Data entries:
--------------------------------

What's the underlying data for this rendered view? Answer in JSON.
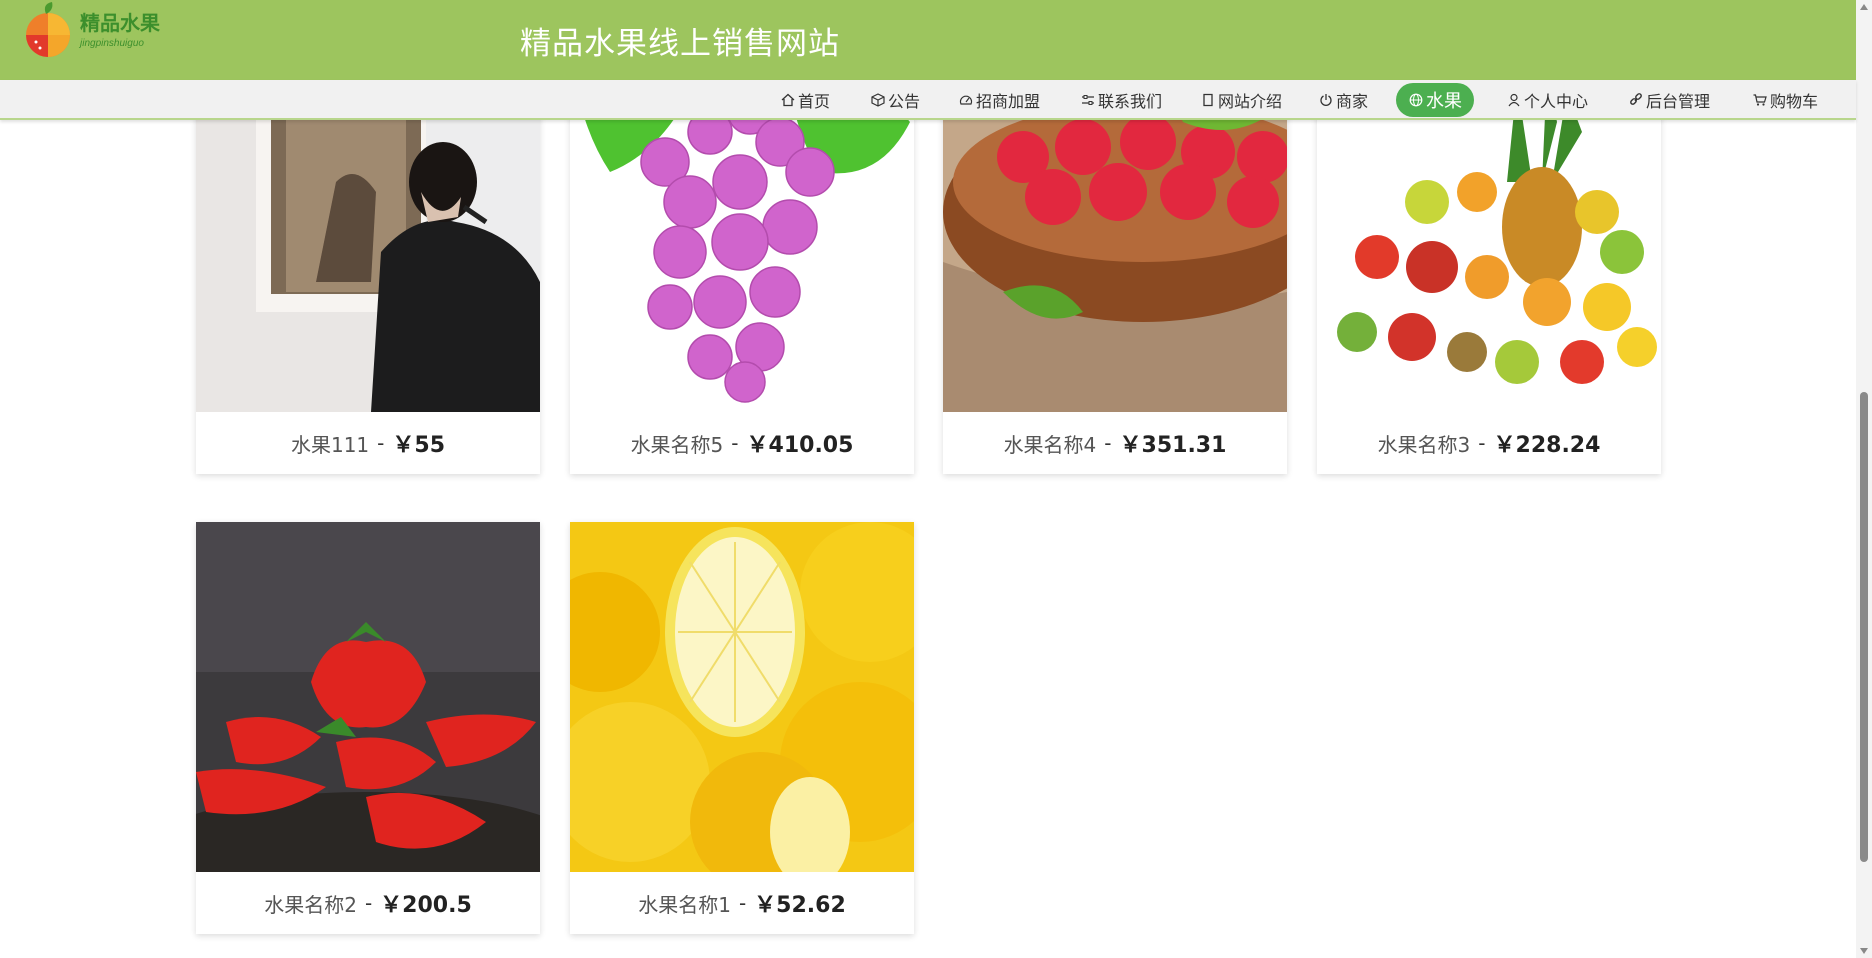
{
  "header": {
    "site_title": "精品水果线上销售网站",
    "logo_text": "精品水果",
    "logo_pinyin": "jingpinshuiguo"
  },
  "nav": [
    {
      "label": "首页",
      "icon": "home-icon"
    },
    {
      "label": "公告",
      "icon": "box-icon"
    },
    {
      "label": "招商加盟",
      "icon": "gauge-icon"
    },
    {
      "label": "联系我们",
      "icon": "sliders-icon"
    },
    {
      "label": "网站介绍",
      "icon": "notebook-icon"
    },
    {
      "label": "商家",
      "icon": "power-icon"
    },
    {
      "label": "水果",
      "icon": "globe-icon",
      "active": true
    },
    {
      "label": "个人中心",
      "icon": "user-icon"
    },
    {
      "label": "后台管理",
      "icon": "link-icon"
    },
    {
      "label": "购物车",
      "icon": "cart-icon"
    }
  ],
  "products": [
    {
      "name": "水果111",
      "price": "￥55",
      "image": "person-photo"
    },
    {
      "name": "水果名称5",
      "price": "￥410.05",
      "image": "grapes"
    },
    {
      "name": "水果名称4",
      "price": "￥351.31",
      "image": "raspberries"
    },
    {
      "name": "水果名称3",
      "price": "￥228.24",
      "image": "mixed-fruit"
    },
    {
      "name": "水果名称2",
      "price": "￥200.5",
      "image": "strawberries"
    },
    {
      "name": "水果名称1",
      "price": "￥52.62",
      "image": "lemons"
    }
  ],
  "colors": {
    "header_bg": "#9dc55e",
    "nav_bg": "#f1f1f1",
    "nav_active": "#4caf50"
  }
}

--------------------------------

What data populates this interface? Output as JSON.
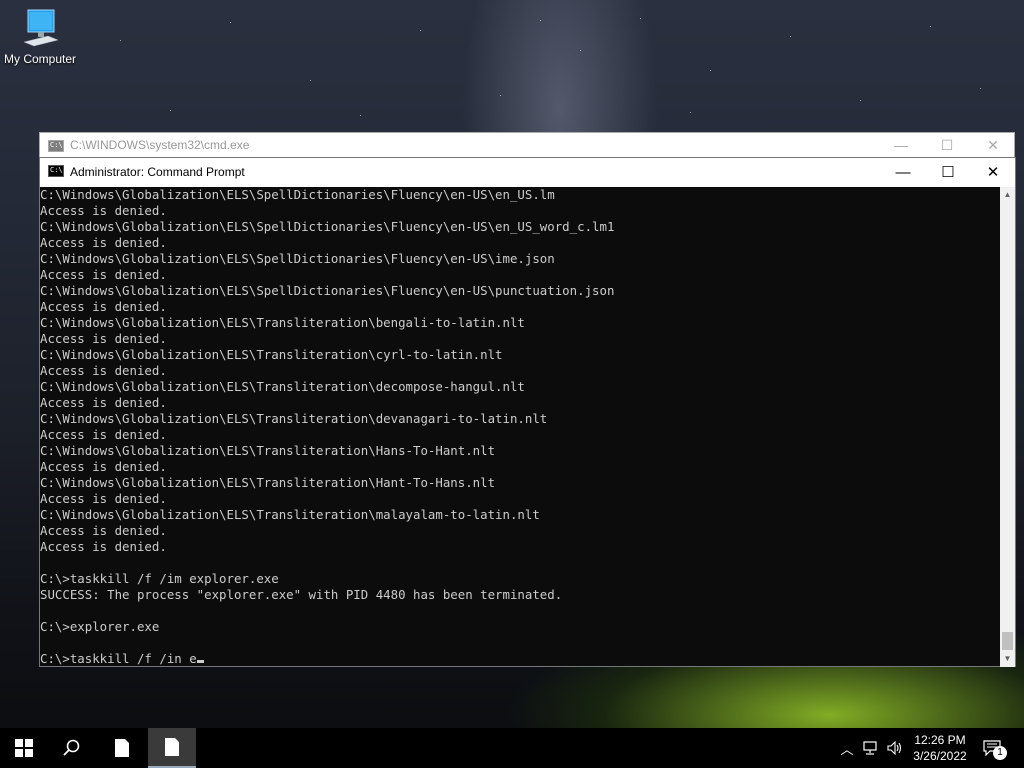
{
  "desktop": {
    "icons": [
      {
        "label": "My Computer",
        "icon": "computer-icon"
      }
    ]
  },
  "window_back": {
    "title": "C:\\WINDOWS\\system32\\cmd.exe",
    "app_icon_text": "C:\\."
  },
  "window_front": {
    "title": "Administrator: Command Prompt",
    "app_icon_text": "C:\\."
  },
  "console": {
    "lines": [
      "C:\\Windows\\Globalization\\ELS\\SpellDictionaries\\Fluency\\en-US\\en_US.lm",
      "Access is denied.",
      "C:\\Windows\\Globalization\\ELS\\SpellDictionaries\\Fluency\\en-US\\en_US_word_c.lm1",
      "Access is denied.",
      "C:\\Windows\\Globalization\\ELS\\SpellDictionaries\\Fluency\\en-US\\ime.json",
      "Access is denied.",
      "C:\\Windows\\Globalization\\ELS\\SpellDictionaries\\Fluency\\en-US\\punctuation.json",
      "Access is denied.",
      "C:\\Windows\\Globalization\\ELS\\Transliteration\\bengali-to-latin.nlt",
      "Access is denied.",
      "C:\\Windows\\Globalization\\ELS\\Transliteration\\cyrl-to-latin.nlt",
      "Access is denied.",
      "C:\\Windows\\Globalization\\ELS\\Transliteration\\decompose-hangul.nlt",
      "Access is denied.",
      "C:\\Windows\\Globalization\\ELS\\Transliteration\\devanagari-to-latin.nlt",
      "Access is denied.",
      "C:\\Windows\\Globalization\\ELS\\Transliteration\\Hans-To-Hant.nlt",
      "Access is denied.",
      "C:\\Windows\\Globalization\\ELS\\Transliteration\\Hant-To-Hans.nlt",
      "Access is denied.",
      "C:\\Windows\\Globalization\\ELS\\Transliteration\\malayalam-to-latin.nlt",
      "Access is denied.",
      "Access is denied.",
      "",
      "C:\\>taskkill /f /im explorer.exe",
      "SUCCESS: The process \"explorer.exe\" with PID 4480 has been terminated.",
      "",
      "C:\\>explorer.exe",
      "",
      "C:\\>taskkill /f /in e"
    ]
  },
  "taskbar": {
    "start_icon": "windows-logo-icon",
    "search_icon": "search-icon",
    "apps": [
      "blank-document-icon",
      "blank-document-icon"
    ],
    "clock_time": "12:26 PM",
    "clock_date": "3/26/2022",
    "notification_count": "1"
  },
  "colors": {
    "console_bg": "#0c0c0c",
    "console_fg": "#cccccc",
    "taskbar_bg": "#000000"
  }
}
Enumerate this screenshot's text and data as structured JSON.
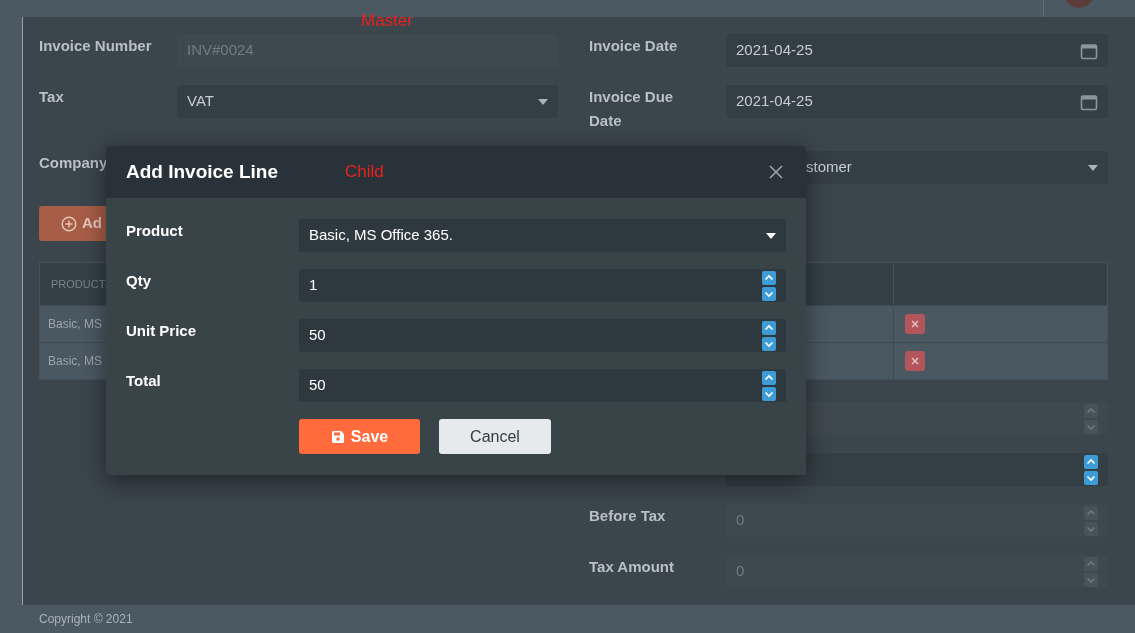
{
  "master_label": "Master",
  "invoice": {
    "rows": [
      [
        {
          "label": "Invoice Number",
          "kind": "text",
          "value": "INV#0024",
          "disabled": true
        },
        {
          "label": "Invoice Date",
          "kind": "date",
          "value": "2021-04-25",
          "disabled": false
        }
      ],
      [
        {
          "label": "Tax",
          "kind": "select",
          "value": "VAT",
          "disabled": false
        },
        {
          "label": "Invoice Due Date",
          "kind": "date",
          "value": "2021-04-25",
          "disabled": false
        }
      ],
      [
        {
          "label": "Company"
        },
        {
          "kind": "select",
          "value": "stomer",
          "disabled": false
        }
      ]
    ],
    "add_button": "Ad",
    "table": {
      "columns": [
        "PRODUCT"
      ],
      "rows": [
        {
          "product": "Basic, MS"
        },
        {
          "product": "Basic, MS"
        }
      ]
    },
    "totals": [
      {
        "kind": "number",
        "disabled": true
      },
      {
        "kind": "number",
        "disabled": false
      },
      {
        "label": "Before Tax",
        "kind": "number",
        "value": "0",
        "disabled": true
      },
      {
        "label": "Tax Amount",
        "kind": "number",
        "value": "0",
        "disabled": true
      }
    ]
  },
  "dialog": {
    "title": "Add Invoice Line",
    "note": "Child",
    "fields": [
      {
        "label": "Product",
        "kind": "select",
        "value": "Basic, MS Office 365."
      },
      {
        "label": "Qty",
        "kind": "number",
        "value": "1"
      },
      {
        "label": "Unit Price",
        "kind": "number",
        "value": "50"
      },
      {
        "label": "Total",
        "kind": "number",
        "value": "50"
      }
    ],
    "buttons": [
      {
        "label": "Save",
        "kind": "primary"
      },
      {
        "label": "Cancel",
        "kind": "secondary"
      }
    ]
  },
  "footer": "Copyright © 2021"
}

--------------------------------

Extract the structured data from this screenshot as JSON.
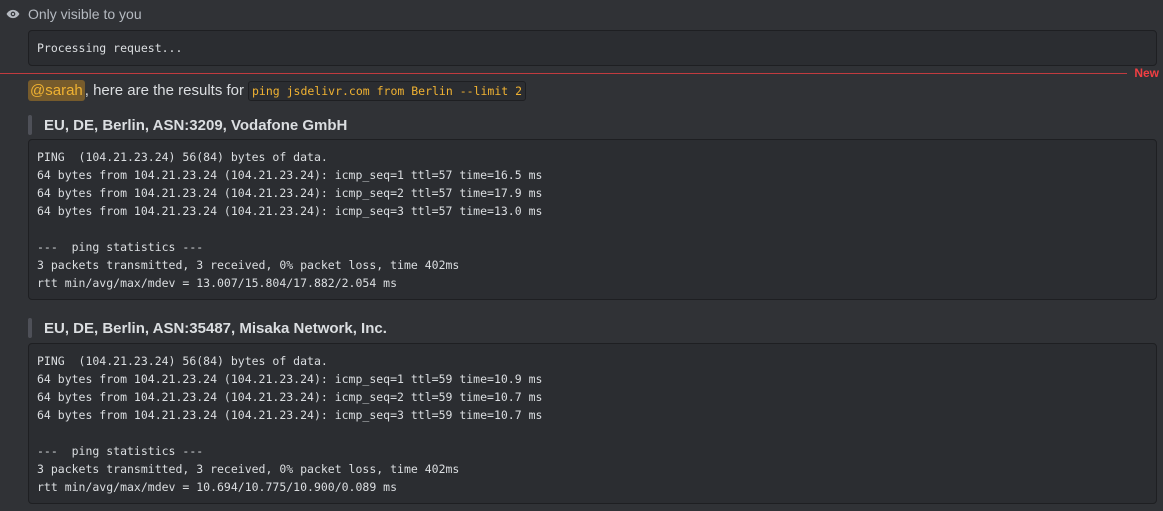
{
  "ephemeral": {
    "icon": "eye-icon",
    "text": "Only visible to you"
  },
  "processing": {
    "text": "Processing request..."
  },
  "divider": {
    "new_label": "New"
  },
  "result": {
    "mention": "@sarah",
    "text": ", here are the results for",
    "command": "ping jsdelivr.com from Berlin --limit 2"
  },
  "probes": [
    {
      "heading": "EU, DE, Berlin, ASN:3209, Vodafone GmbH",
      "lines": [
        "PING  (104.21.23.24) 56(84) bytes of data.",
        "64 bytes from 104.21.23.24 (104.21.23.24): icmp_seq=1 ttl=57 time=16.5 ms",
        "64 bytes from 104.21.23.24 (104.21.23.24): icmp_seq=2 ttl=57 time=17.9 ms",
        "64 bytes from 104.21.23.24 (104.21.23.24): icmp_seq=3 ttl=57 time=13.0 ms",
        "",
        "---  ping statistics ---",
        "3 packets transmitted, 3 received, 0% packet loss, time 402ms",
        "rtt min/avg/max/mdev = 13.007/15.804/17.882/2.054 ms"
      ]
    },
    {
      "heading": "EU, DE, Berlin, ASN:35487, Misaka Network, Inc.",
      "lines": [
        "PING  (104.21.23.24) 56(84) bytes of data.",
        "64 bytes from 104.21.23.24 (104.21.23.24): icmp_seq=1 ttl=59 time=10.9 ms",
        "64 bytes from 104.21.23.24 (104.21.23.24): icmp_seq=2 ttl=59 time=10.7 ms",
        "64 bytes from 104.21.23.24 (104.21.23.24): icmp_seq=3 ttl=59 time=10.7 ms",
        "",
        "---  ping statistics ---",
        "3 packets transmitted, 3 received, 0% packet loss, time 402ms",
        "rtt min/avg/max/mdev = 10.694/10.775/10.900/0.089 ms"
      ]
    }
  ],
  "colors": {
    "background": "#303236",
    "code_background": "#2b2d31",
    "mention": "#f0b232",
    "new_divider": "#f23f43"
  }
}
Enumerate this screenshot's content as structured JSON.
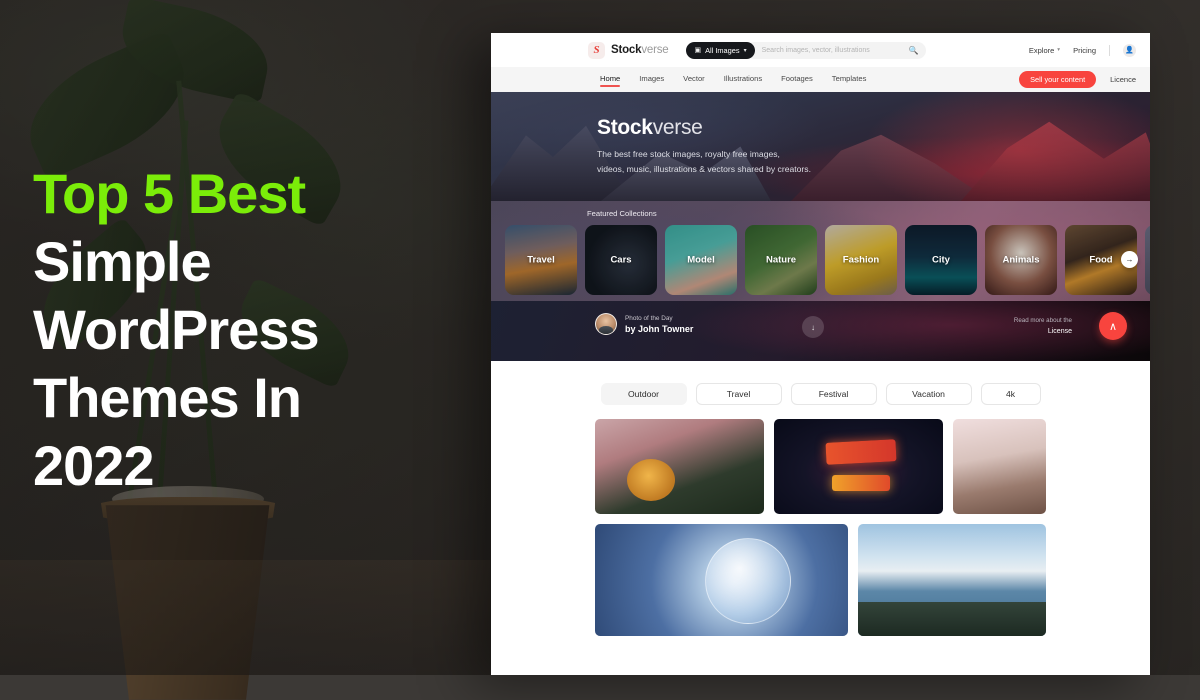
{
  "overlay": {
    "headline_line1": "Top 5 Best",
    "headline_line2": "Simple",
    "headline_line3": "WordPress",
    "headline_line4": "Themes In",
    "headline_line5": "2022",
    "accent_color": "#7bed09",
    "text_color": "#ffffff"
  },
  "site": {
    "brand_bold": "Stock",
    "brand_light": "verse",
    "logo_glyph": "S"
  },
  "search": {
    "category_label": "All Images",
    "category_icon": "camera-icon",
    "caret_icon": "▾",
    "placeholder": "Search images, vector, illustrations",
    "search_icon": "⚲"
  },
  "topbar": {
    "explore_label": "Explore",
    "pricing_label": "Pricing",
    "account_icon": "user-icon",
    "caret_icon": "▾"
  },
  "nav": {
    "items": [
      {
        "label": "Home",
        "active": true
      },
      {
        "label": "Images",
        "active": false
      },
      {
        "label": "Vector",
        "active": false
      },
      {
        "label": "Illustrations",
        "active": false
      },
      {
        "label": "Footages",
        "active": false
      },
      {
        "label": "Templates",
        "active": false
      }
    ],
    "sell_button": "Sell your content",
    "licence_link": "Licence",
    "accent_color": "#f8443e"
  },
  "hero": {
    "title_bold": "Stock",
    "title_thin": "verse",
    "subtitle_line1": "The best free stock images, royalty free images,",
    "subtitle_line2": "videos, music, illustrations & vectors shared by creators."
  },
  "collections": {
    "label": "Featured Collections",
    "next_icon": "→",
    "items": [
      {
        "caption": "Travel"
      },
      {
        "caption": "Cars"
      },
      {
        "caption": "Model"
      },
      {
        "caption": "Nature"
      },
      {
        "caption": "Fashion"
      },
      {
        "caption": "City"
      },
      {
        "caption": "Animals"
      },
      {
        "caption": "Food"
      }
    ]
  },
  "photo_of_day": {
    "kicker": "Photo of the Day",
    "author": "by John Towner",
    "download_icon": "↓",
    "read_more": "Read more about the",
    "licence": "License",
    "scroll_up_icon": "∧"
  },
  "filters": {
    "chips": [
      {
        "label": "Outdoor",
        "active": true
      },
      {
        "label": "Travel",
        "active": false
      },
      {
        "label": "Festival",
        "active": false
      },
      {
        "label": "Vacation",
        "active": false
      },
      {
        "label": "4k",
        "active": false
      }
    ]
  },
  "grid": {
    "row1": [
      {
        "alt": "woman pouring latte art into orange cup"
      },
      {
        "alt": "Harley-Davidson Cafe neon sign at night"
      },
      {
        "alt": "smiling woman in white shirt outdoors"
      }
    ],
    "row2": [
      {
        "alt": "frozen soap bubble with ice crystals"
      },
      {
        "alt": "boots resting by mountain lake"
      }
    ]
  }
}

--------------------------------

- **Written instruction**:
Show all lines from the data above in which the word "screenshot" appears.

- **Exercise output**:
Enumerate this screenshot's text and data as structured JSON.
Extract the structured data from this screenshot as JSON.
Enumerate this screenshot's content as structured JSON.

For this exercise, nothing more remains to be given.